Exercise objective:
Exactly as written, please set down all of the entries again, with no pictures.
══ Dataset extract
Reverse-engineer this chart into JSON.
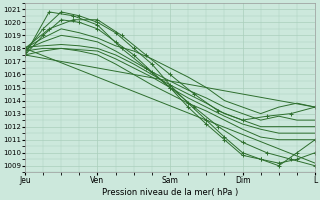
{
  "xlabel": "Pression niveau de la mer( hPa )",
  "bg_color": "#cce8dc",
  "grid_color": "#aacfbc",
  "line_color": "#2d6e2d",
  "xlim": [
    0,
    96
  ],
  "ylim": [
    1008.5,
    1021.5
  ],
  "yticks": [
    1009,
    1010,
    1011,
    1012,
    1013,
    1014,
    1015,
    1016,
    1017,
    1018,
    1019,
    1020,
    1021
  ],
  "xtick_positions": [
    0,
    24,
    48,
    72,
    96
  ],
  "xtick_labels": [
    "Jeu",
    "Ven",
    "Sam",
    "Dim",
    "L"
  ],
  "ensemble_lines": [
    {
      "x": [
        0,
        6,
        12,
        18,
        24,
        30,
        36,
        42,
        48,
        54,
        60,
        66,
        72,
        78,
        84,
        90,
        96
      ],
      "y": [
        1017.7,
        1019.5,
        1020.8,
        1020.5,
        1020.0,
        1019.2,
        1018.0,
        1016.8,
        1015.2,
        1013.8,
        1012.5,
        1011.2,
        1010.0,
        1009.5,
        1009.2,
        1009.5,
        1010.0
      ],
      "has_markers": true
    },
    {
      "x": [
        0,
        6,
        12,
        18,
        24,
        30,
        36,
        42,
        48,
        54,
        60,
        66,
        72,
        78,
        84,
        90,
        96
      ],
      "y": [
        1017.5,
        1019.0,
        1020.2,
        1020.0,
        1019.5,
        1018.5,
        1017.5,
        1016.2,
        1015.0,
        1013.5,
        1012.2,
        1011.0,
        1009.8,
        1009.5,
        1009.0,
        1010.0,
        1011.0
      ],
      "has_markers": true
    },
    {
      "x": [
        0,
        6,
        12,
        18,
        24,
        30,
        36,
        42,
        48,
        54,
        60,
        66,
        72,
        78,
        84,
        90,
        96
      ],
      "y": [
        1018.0,
        1018.8,
        1019.5,
        1019.2,
        1018.8,
        1018.2,
        1017.8,
        1017.2,
        1016.5,
        1015.8,
        1015.0,
        1014.0,
        1013.5,
        1013.0,
        1013.5,
        1013.8,
        1013.5
      ],
      "has_markers": false
    },
    {
      "x": [
        0,
        6,
        12,
        18,
        24,
        30,
        36,
        42,
        48,
        54,
        60,
        66,
        72,
        78,
        84,
        90,
        96
      ],
      "y": [
        1017.9,
        1018.5,
        1019.0,
        1018.8,
        1018.5,
        1017.8,
        1017.0,
        1016.2,
        1015.5,
        1014.8,
        1014.2,
        1013.5,
        1013.0,
        1012.5,
        1012.8,
        1012.5,
        1012.5
      ],
      "has_markers": false
    },
    {
      "x": [
        0,
        6,
        12,
        18,
        24,
        30,
        36,
        42,
        48,
        54,
        60,
        66,
        72,
        78,
        84,
        90,
        96
      ],
      "y": [
        1018.1,
        1018.2,
        1018.3,
        1018.2,
        1018.0,
        1017.5,
        1016.8,
        1016.0,
        1015.2,
        1014.5,
        1013.8,
        1013.0,
        1012.5,
        1012.0,
        1012.0,
        1012.0,
        1012.0
      ],
      "has_markers": false
    },
    {
      "x": [
        0,
        6,
        12,
        18,
        24,
        30,
        36,
        42,
        48,
        54,
        60,
        66,
        72,
        78,
        84,
        90,
        96
      ],
      "y": [
        1017.8,
        1018.0,
        1018.0,
        1017.9,
        1017.8,
        1017.2,
        1016.5,
        1015.8,
        1015.0,
        1014.2,
        1013.5,
        1012.8,
        1012.2,
        1011.8,
        1011.5,
        1011.5,
        1011.5
      ],
      "has_markers": false
    },
    {
      "x": [
        0,
        6,
        12,
        18,
        24,
        30,
        36,
        42,
        48,
        54,
        60,
        66,
        72,
        78,
        84,
        90,
        96
      ],
      "y": [
        1017.5,
        1017.8,
        1018.0,
        1017.8,
        1017.5,
        1016.8,
        1016.0,
        1015.2,
        1014.5,
        1013.8,
        1013.2,
        1012.5,
        1011.8,
        1011.2,
        1011.0,
        1011.0,
        1011.0
      ],
      "has_markers": false
    },
    {
      "x": [
        0,
        8,
        16,
        24,
        32,
        40,
        48,
        56,
        64,
        72,
        80,
        88,
        96
      ],
      "y": [
        1017.5,
        1020.8,
        1020.5,
        1019.8,
        1018.0,
        1016.5,
        1015.0,
        1013.5,
        1012.0,
        1010.8,
        1010.0,
        1009.5,
        1009.0
      ],
      "has_markers": true
    },
    {
      "x": [
        0,
        8,
        16,
        24,
        32,
        40,
        48,
        56,
        64,
        72,
        80,
        88,
        96
      ],
      "y": [
        1018.0,
        1019.5,
        1020.2,
        1020.2,
        1019.0,
        1017.5,
        1016.0,
        1014.5,
        1013.2,
        1012.5,
        1012.8,
        1013.0,
        1013.5
      ],
      "has_markers": true
    },
    {
      "x": [
        0,
        96
      ],
      "y": [
        1018.0,
        1009.2
      ],
      "has_markers": false
    },
    {
      "x": [
        0,
        96
      ],
      "y": [
        1017.5,
        1013.5
      ],
      "has_markers": false
    }
  ]
}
════
Exercise answer:
Reverse-engineer this chart into JSON.
{
  "xlabel": "Pression niveau de la mer( hPa )",
  "bg_color": "#cce8dc",
  "grid_color": "#aacfbc",
  "line_color": "#2d6e2d",
  "xlim": [
    0,
    96
  ],
  "ylim": [
    1008.5,
    1021.5
  ],
  "yticks": [
    1009,
    1010,
    1011,
    1012,
    1013,
    1014,
    1015,
    1016,
    1017,
    1018,
    1019,
    1020,
    1021
  ],
  "xtick_positions": [
    0,
    24,
    48,
    72,
    96
  ],
  "xtick_labels": [
    "Jeu",
    "Ven",
    "Sam",
    "Dim",
    "L"
  ],
  "ensemble_lines": [
    {
      "x": [
        0,
        6,
        12,
        18,
        24,
        30,
        36,
        42,
        48,
        54,
        60,
        66,
        72,
        78,
        84,
        90,
        96
      ],
      "y": [
        1017.7,
        1019.5,
        1020.8,
        1020.5,
        1020.0,
        1019.2,
        1018.0,
        1016.8,
        1015.2,
        1013.8,
        1012.5,
        1011.2,
        1010.0,
        1009.5,
        1009.2,
        1009.5,
        1010.0
      ],
      "has_markers": true
    },
    {
      "x": [
        0,
        6,
        12,
        18,
        24,
        30,
        36,
        42,
        48,
        54,
        60,
        66,
        72,
        78,
        84,
        90,
        96
      ],
      "y": [
        1017.5,
        1019.0,
        1020.2,
        1020.0,
        1019.5,
        1018.5,
        1017.5,
        1016.2,
        1015.0,
        1013.5,
        1012.2,
        1011.0,
        1009.8,
        1009.5,
        1009.0,
        1010.0,
        1011.0
      ],
      "has_markers": true
    },
    {
      "x": [
        0,
        6,
        12,
        18,
        24,
        30,
        36,
        42,
        48,
        54,
        60,
        66,
        72,
        78,
        84,
        90,
        96
      ],
      "y": [
        1018.0,
        1018.8,
        1019.5,
        1019.2,
        1018.8,
        1018.2,
        1017.8,
        1017.2,
        1016.5,
        1015.8,
        1015.0,
        1014.0,
        1013.5,
        1013.0,
        1013.5,
        1013.8,
        1013.5
      ],
      "has_markers": false
    },
    {
      "x": [
        0,
        6,
        12,
        18,
        24,
        30,
        36,
        42,
        48,
        54,
        60,
        66,
        72,
        78,
        84,
        90,
        96
      ],
      "y": [
        1017.9,
        1018.5,
        1019.0,
        1018.8,
        1018.5,
        1017.8,
        1017.0,
        1016.2,
        1015.5,
        1014.8,
        1014.2,
        1013.5,
        1013.0,
        1012.5,
        1012.8,
        1012.5,
        1012.5
      ],
      "has_markers": false
    },
    {
      "x": [
        0,
        6,
        12,
        18,
        24,
        30,
        36,
        42,
        48,
        54,
        60,
        66,
        72,
        78,
        84,
        90,
        96
      ],
      "y": [
        1018.1,
        1018.2,
        1018.3,
        1018.2,
        1018.0,
        1017.5,
        1016.8,
        1016.0,
        1015.2,
        1014.5,
        1013.8,
        1013.0,
        1012.5,
        1012.0,
        1012.0,
        1012.0,
        1012.0
      ],
      "has_markers": false
    },
    {
      "x": [
        0,
        6,
        12,
        18,
        24,
        30,
        36,
        42,
        48,
        54,
        60,
        66,
        72,
        78,
        84,
        90,
        96
      ],
      "y": [
        1017.8,
        1018.0,
        1018.0,
        1017.9,
        1017.8,
        1017.2,
        1016.5,
        1015.8,
        1015.0,
        1014.2,
        1013.5,
        1012.8,
        1012.2,
        1011.8,
        1011.5,
        1011.5,
        1011.5
      ],
      "has_markers": false
    },
    {
      "x": [
        0,
        6,
        12,
        18,
        24,
        30,
        36,
        42,
        48,
        54,
        60,
        66,
        72,
        78,
        84,
        90,
        96
      ],
      "y": [
        1017.5,
        1017.8,
        1018.0,
        1017.8,
        1017.5,
        1016.8,
        1016.0,
        1015.2,
        1014.5,
        1013.8,
        1013.2,
        1012.5,
        1011.8,
        1011.2,
        1011.0,
        1011.0,
        1011.0
      ],
      "has_markers": false
    },
    {
      "x": [
        0,
        8,
        16,
        24,
        32,
        40,
        48,
        56,
        64,
        72,
        80,
        88,
        96
      ],
      "y": [
        1017.5,
        1020.8,
        1020.5,
        1019.8,
        1018.0,
        1016.5,
        1015.0,
        1013.5,
        1012.0,
        1010.8,
        1010.0,
        1009.5,
        1009.0
      ],
      "has_markers": true
    },
    {
      "x": [
        0,
        8,
        16,
        24,
        32,
        40,
        48,
        56,
        64,
        72,
        80,
        88,
        96
      ],
      "y": [
        1018.0,
        1019.5,
        1020.2,
        1020.2,
        1019.0,
        1017.5,
        1016.0,
        1014.5,
        1013.2,
        1012.5,
        1012.8,
        1013.0,
        1013.5
      ],
      "has_markers": true
    },
    {
      "x": [
        0,
        96
      ],
      "y": [
        1018.0,
        1009.2
      ],
      "has_markers": false
    },
    {
      "x": [
        0,
        96
      ],
      "y": [
        1017.5,
        1013.5
      ],
      "has_markers": false
    }
  ]
}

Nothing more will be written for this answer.